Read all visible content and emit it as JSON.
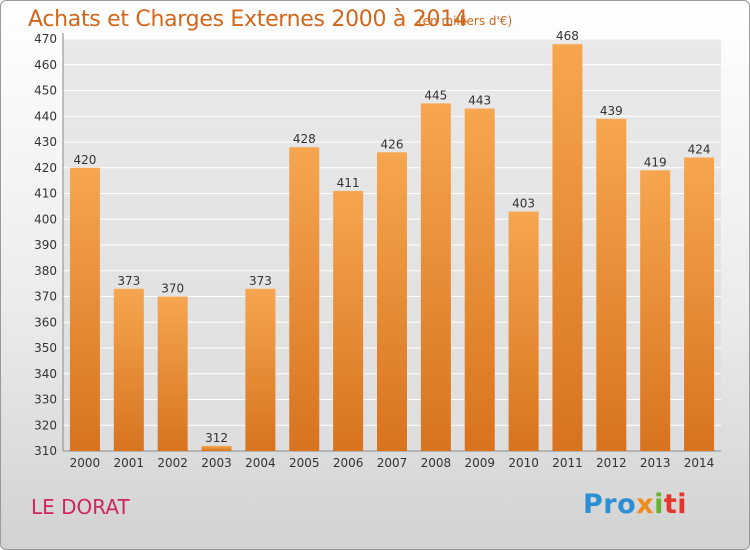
{
  "chart_data": {
    "type": "bar",
    "title": "Achats et Charges Externes 2000 à 2014",
    "subtitle": "(en milliers d'€)",
    "categories": [
      "2000",
      "2001",
      "2002",
      "2003",
      "2004",
      "2005",
      "2006",
      "2007",
      "2008",
      "2009",
      "2010",
      "2011",
      "2012",
      "2013",
      "2014"
    ],
    "values": [
      420,
      373,
      370,
      312,
      373,
      428,
      411,
      426,
      445,
      443,
      403,
      468,
      439,
      419,
      424
    ],
    "ylim": [
      310,
      470
    ],
    "yticks": [
      310,
      320,
      330,
      340,
      350,
      360,
      370,
      380,
      390,
      400,
      410,
      420,
      430,
      440,
      450,
      460,
      470
    ],
    "grid": true,
    "bar_color": "#f0a04b"
  },
  "footer": {
    "town": "LE DORAT",
    "logo": [
      "Pro",
      "x",
      "i",
      "ti"
    ]
  }
}
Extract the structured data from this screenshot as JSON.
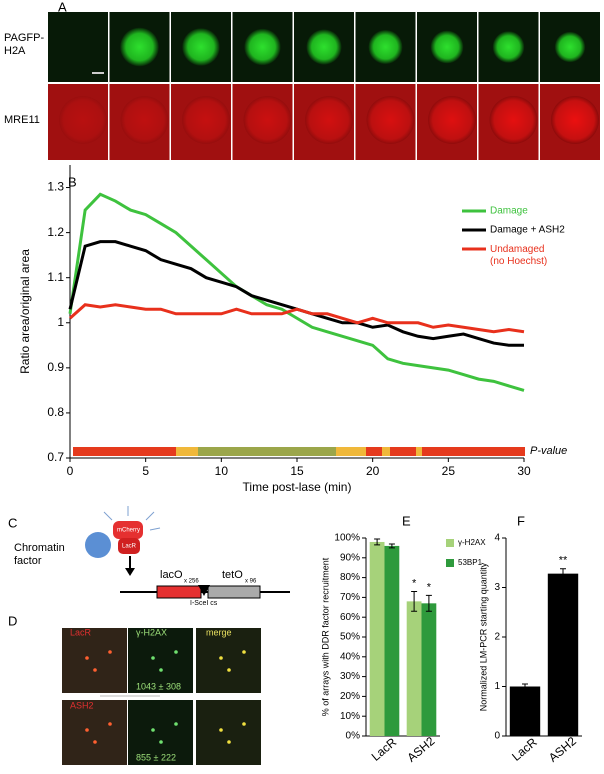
{
  "panels": {
    "a": {
      "letter": "A",
      "row_labels": [
        "PAGFP-\nH2A",
        "MRE11"
      ]
    },
    "b": {
      "letter": "B"
    },
    "c": {
      "letter": "C",
      "factor": "Chromatin\nfactor",
      "mcherry": "mCherry",
      "lacr": "LacR",
      "laco": "lacO",
      "laco_n": "x 256",
      "teto": "tetO",
      "teto_n": "x 96",
      "site": "I-SceI cs"
    },
    "d": {
      "letter": "D",
      "col_labels": [
        "LacR",
        "γ-H2AX",
        "merge"
      ],
      "row2_label": "ASH2",
      "counts": [
        "1043 ± 308",
        "855 ± 222"
      ]
    },
    "e": {
      "letter": "E"
    },
    "f": {
      "letter": "F"
    }
  },
  "chart_data": [
    {
      "type": "line",
      "x_label": "Time post-lase (min)",
      "y_label": "Ratio area/original area",
      "strip_label": "P-value",
      "x": [
        0,
        1,
        2,
        3,
        4,
        5,
        6,
        7,
        8,
        9,
        10,
        11,
        12,
        13,
        14,
        15,
        16,
        17,
        18,
        19,
        20,
        21,
        22,
        23,
        24,
        25,
        26,
        27,
        28,
        29,
        30
      ],
      "series": [
        {
          "name": "Damage",
          "color": "#3ec23e",
          "values": [
            1.02,
            1.25,
            1.285,
            1.27,
            1.25,
            1.24,
            1.22,
            1.2,
            1.17,
            1.14,
            1.11,
            1.08,
            1.06,
            1.04,
            1.03,
            1.01,
            0.99,
            0.98,
            0.97,
            0.96,
            0.95,
            0.92,
            0.91,
            0.905,
            0.9,
            0.895,
            0.885,
            0.875,
            0.87,
            0.86,
            0.85
          ]
        },
        {
          "name": "Damage + ASH2",
          "color": "#000000",
          "values": [
            1.03,
            1.17,
            1.18,
            1.18,
            1.17,
            1.16,
            1.14,
            1.13,
            1.12,
            1.1,
            1.09,
            1.08,
            1.06,
            1.05,
            1.04,
            1.03,
            1.02,
            1.01,
            1.0,
            1.0,
            0.99,
            0.995,
            0.98,
            0.97,
            0.965,
            0.97,
            0.975,
            0.965,
            0.955,
            0.95,
            0.95
          ]
        },
        {
          "name": "Undamaged\n(no Hoechst)",
          "color": "#e8301c",
          "values": [
            1.01,
            1.04,
            1.035,
            1.04,
            1.035,
            1.03,
            1.03,
            1.02,
            1.02,
            1.02,
            1.02,
            1.03,
            1.02,
            1.02,
            1.02,
            1.03,
            1.02,
            1.02,
            1.01,
            1.0,
            1.01,
            1.0,
            1.0,
            1.0,
            0.99,
            0.995,
            0.99,
            0.985,
            0.98,
            0.985,
            0.98
          ]
        }
      ],
      "xlim": [
        0,
        30
      ],
      "xticks": [
        0,
        5,
        10,
        15,
        20,
        25,
        30
      ],
      "ylim": [
        0.7,
        1.35
      ],
      "yticks": [
        0.7,
        0.8,
        0.9,
        1,
        1.1,
        1.2,
        1.3
      ]
    },
    {
      "type": "bar",
      "y_label": "% of arrays with DDR factor recruitment",
      "categories": [
        "LacR",
        "ASH2"
      ],
      "series": [
        {
          "name": "γ-H2AX",
          "color": "#a6d27a",
          "values": [
            98,
            68
          ],
          "errors": [
            1.5,
            5
          ]
        },
        {
          "name": "53BP1",
          "color": "#2e9a3c",
          "values": [
            96,
            67
          ],
          "errors": [
            1,
            4
          ]
        }
      ],
      "annotations": [
        "*",
        "*"
      ],
      "ylim": [
        0,
        100
      ],
      "yticks": [
        {
          "value": 0,
          "label": "0%"
        },
        {
          "value": 10,
          "label": "10%"
        },
        {
          "value": 20,
          "label": "20%"
        },
        {
          "value": 30,
          "label": "30%"
        },
        {
          "value": 40,
          "label": "40%"
        },
        {
          "value": 50,
          "label": "50%"
        },
        {
          "value": 60,
          "label": "60%"
        },
        {
          "value": 70,
          "label": "70%"
        },
        {
          "value": 80,
          "label": "80%"
        },
        {
          "value": 90,
          "label": "90%"
        },
        {
          "value": 100,
          "label": "100%"
        }
      ]
    },
    {
      "type": "bar",
      "y_label": "Normalized LM-PCR starting quantity",
      "categories": [
        "LacR",
        "ASH2"
      ],
      "series": [
        {
          "color": "#000000",
          "values": [
            1.0,
            3.28
          ],
          "errors": [
            0.05,
            0.1
          ]
        }
      ],
      "annotations": [
        "**"
      ],
      "ylim": [
        0,
        4
      ],
      "yticks": [
        0,
        1,
        2,
        3,
        4
      ]
    }
  ]
}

◆ Work required ◆
Copy the whole of the material above exactly, but not its images.

◆ Worked solution ◆
Read all visible content and emit it as JSON.
{
  "chart_data": {
    "type": "bar",
    "title": "Achats et Charges Externes 2000 à 2014",
    "subtitle": "(en milliers d'€)",
    "categories": [
      "2000",
      "2001",
      "2002",
      "2003",
      "2004",
      "2005",
      "2006",
      "2007",
      "2008",
      "2009",
      "2010",
      "2011",
      "2012",
      "2013",
      "2014"
    ],
    "values": [
      420,
      373,
      370,
      312,
      373,
      428,
      411,
      426,
      445,
      443,
      403,
      468,
      439,
      419,
      424
    ],
    "ylim": [
      310,
      470
    ],
    "yticks": [
      310,
      320,
      330,
      340,
      350,
      360,
      370,
      380,
      390,
      400,
      410,
      420,
      430,
      440,
      450,
      460,
      470
    ],
    "grid": true,
    "bar_color": "#f0a04b"
  },
  "footer": {
    "town": "LE DORAT",
    "logo": [
      "Pro",
      "x",
      "i",
      "ti"
    ]
  }
}
Extract the structured data from this screenshot as JSON.
{
  "panels": {
    "a": {
      "letter": "A",
      "row_labels": [
        "PAGFP-\nH2A",
        "MRE11"
      ]
    },
    "b": {
      "letter": "B"
    },
    "c": {
      "letter": "C",
      "factor": "Chromatin\nfactor",
      "mcherry": "mCherry",
      "lacr": "LacR",
      "laco": "lacO",
      "laco_n": "x 256",
      "teto": "tetO",
      "teto_n": "x 96",
      "site": "I-SceI cs"
    },
    "d": {
      "letter": "D",
      "col_labels": [
        "LacR",
        "γ-H2AX",
        "merge"
      ],
      "row2_label": "ASH2",
      "counts": [
        "1043 ± 308",
        "855 ± 222"
      ]
    },
    "e": {
      "letter": "E"
    },
    "f": {
      "letter": "F"
    }
  },
  "chart_data": [
    {
      "type": "line",
      "x_label": "Time post-lase (min)",
      "y_label": "Ratio area/original area",
      "strip_label": "P-value",
      "x": [
        0,
        1,
        2,
        3,
        4,
        5,
        6,
        7,
        8,
        9,
        10,
        11,
        12,
        13,
        14,
        15,
        16,
        17,
        18,
        19,
        20,
        21,
        22,
        23,
        24,
        25,
        26,
        27,
        28,
        29,
        30
      ],
      "series": [
        {
          "name": "Damage",
          "color": "#3ec23e",
          "values": [
            1.02,
            1.25,
            1.285,
            1.27,
            1.25,
            1.24,
            1.22,
            1.2,
            1.17,
            1.14,
            1.11,
            1.08,
            1.06,
            1.04,
            1.03,
            1.01,
            0.99,
            0.98,
            0.97,
            0.96,
            0.95,
            0.92,
            0.91,
            0.905,
            0.9,
            0.895,
            0.885,
            0.875,
            0.87,
            0.86,
            0.85
          ]
        },
        {
          "name": "Damage + ASH2",
          "color": "#000000",
          "values": [
            1.03,
            1.17,
            1.18,
            1.18,
            1.17,
            1.16,
            1.14,
            1.13,
            1.12,
            1.1,
            1.09,
            1.08,
            1.06,
            1.05,
            1.04,
            1.03,
            1.02,
            1.01,
            1.0,
            1.0,
            0.99,
            0.995,
            0.98,
            0.97,
            0.965,
            0.97,
            0.975,
            0.965,
            0.955,
            0.95,
            0.95
          ]
        },
        {
          "name": "Undamaged\n(no Hoechst)",
          "color": "#e8301c",
          "values": [
            1.01,
            1.04,
            1.035,
            1.04,
            1.035,
            1.03,
            1.03,
            1.02,
            1.02,
            1.02,
            1.02,
            1.03,
            1.02,
            1.02,
            1.02,
            1.03,
            1.02,
            1.02,
            1.01,
            1.0,
            1.01,
            1.0,
            1.0,
            1.0,
            0.99,
            0.995,
            0.99,
            0.985,
            0.98,
            0.985,
            0.98
          ]
        }
      ],
      "xlim": [
        0,
        30
      ],
      "xticks": [
        0,
        5,
        10,
        15,
        20,
        25,
        30
      ],
      "ylim": [
        0.7,
        1.35
      ],
      "yticks": [
        0.7,
        0.8,
        0.9,
        1,
        1.1,
        1.2,
        1.3
      ]
    },
    {
      "type": "bar",
      "y_label": "% of arrays with DDR factor recruitment",
      "categories": [
        "LacR",
        "ASH2"
      ],
      "series": [
        {
          "name": "γ-H2AX",
          "color": "#a6d27a",
          "values": [
            98,
            68
          ],
          "errors": [
            1.5,
            5
          ]
        },
        {
          "name": "53BP1",
          "color": "#2e9a3c",
          "values": [
            96,
            67
          ],
          "errors": [
            1,
            4
          ]
        }
      ],
      "annotations": [
        "*",
        "*"
      ],
      "ylim": [
        0,
        100
      ],
      "yticks": [
        {
          "value": 0,
          "label": "0%"
        },
        {
          "value": 10,
          "label": "10%"
        },
        {
          "value": 20,
          "label": "20%"
        },
        {
          "value": 30,
          "label": "30%"
        },
        {
          "value": 40,
          "label": "40%"
        },
        {
          "value": 50,
          "label": "50%"
        },
        {
          "value": 60,
          "label": "60%"
        },
        {
          "value": 70,
          "label": "70%"
        },
        {
          "value": 80,
          "label": "80%"
        },
        {
          "value": 90,
          "label": "90%"
        },
        {
          "value": 100,
          "label": "100%"
        }
      ]
    },
    {
      "type": "bar",
      "y_label": "Normalized LM-PCR starting quantity",
      "categories": [
        "LacR",
        "ASH2"
      ],
      "series": [
        {
          "color": "#000000",
          "values": [
            1.0,
            3.28
          ],
          "errors": [
            0.05,
            0.1
          ]
        }
      ],
      "annotations": [
        "**"
      ],
      "ylim": [
        0,
        4
      ],
      "yticks": [
        0,
        1,
        2,
        3,
        4
      ]
    }
  ]
}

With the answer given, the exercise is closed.